• EXERCISE AIM: Transcribe exactly the lines from the one containing "OCR this image." through the end of the data, both included. Leave out pictures.

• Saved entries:
>> Begin

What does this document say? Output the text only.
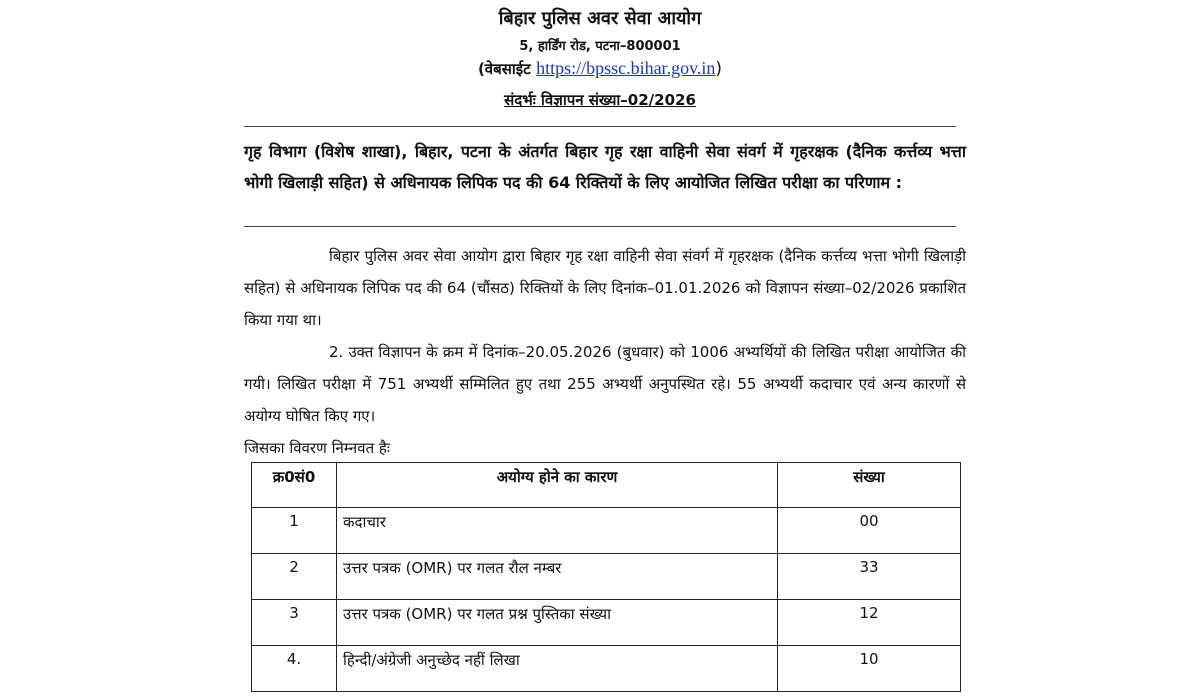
बिहार पुलिस अवर सेवा आयोग
5, हार्डिंग रोड, पटना–800001
(वेबसाईट https://bpssc.bihar.gov.in)
संदर्भः विज्ञापन संख्या–02/2026
गृह विभाग (विशेष शाखा), बिहार, पटना के अंतर्गत बिहार गृह रक्षा वाहिनी सेवा संवर्ग में गृहरक्षक (दैनिक कर्त्तव्य भत्ता भोगी खिलाड़ी सहित) से अधिनायक लिपिक पद की 64 रिक्तियों के लिए आयोजित लिखित परीक्षा का परिणाम :

बिहार पुलिस अवर सेवा आयोग द्वारा बिहार गृह रक्षा वाहिनी सेवा संवर्ग में गृहरक्षक (दैनिक कर्त्तव्य भत्ता भोगी खिलाड़ी सहित) से अधिनायक लिपिक पद की 64 (चौंसठ) रिक्तियों के लिए दिनांक–01.01.2026 को विज्ञापन संख्या–02/2026 प्रकाशित किया गया था।

2. उक्त विज्ञापन के क्रम में दिनांक–20.05.2026 (बुधवार) को 1006 अभ्यर्थियों की लिखित परीक्षा आयोजित की गयी। लिखित परीक्षा में 751 अभ्यर्थी सम्मिलित हुए तथा 255 अभ्यर्थी अनुपस्थित रहे। 55 अभ्यर्थी कदाचार एवं अन्य कारणों से अयोग्य घोषित किए गए।

जिसका विवरण निम्नवत हैः

क्र0सं0	अयोग्य होने का कारण	संख्या
1	कदाचार	00
2	उत्तर पत्रक (OMR) पर गलत रौल नम्बर	33
3	उत्तर पत्रक (OMR) पर गलत प्रश्न पुस्तिका संख्या	12
4.	हिन्दी/अंग्रेजी अनुच्छेद नहीं लिखा	10
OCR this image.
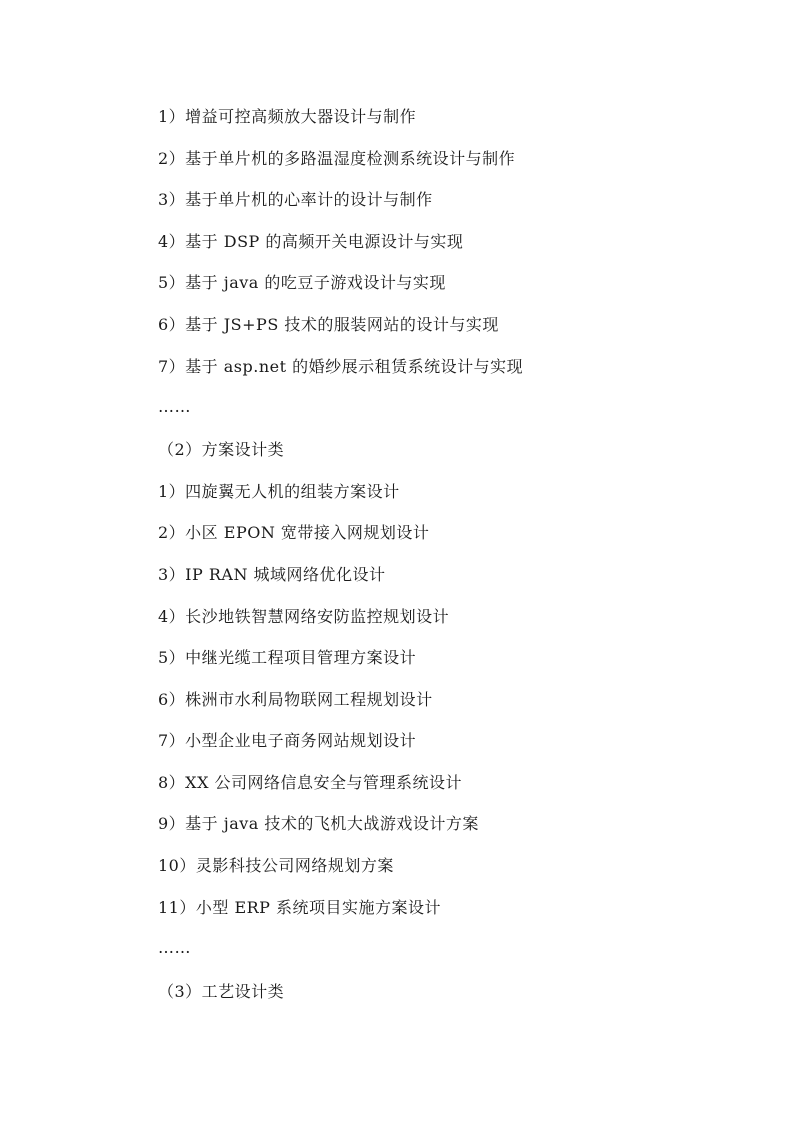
1）增益可控高频放大器设计与制作
2）基于单片机的多路温湿度检测系统设计与制作
3）基于单片机的心率计的设计与制作
4）基于 DSP 的高频开关电源设计与实现
5）基于 java 的吃豆子游戏设计与实现
6）基于 JS+PS 技术的服装网站的设计与实现
7）基于 asp.net 的婚纱展示租赁系统设计与实现
……
（2）方案设计类
1）四旋翼无人机的组装方案设计
2）小区 EPON 宽带接入网规划设计
3）IP RAN 城域网络优化设计
4）长沙地铁智慧网络安防监控规划设计
5）中继光缆工程项目管理方案设计
6）株洲市水利局物联网工程规划设计
7）小型企业电子商务网站规划设计
8）XX 公司网络信息安全与管理系统设计
9）基于 java 技术的飞机大战游戏设计方案
10）灵影科技公司网络规划方案
11）小型 ERP 系统项目实施方案设计
……
（3）工艺设计类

>> End

• RESULT FOR THIS EXERCISE:
OCR this image.
1）增益可控高频放大器设计与制作
2）基于单片机的多路温湿度检测系统设计与制作
3）基于单片机的心率计的设计与制作
4）基于 DSP 的高频开关电源设计与实现
5）基于 java 的吃豆子游戏设计与实现
6）基于 JS+PS 技术的服装网站的设计与实现
7）基于 asp.net 的婚纱展示租赁系统设计与实现
……
（2）方案设计类
1）四旋翼无人机的组装方案设计
2）小区 EPON 宽带接入网规划设计
3）IP RAN 城域网络优化设计
4）长沙地铁智慧网络安防监控规划设计
5）中继光缆工程项目管理方案设计
6）株洲市水利局物联网工程规划设计
7）小型企业电子商务网站规划设计
8）XX 公司网络信息安全与管理系统设计
9）基于 java 技术的飞机大战游戏设计方案
10）灵影科技公司网络规划方案
11）小型 ERP 系统项目实施方案设计
……
（3）工艺设计类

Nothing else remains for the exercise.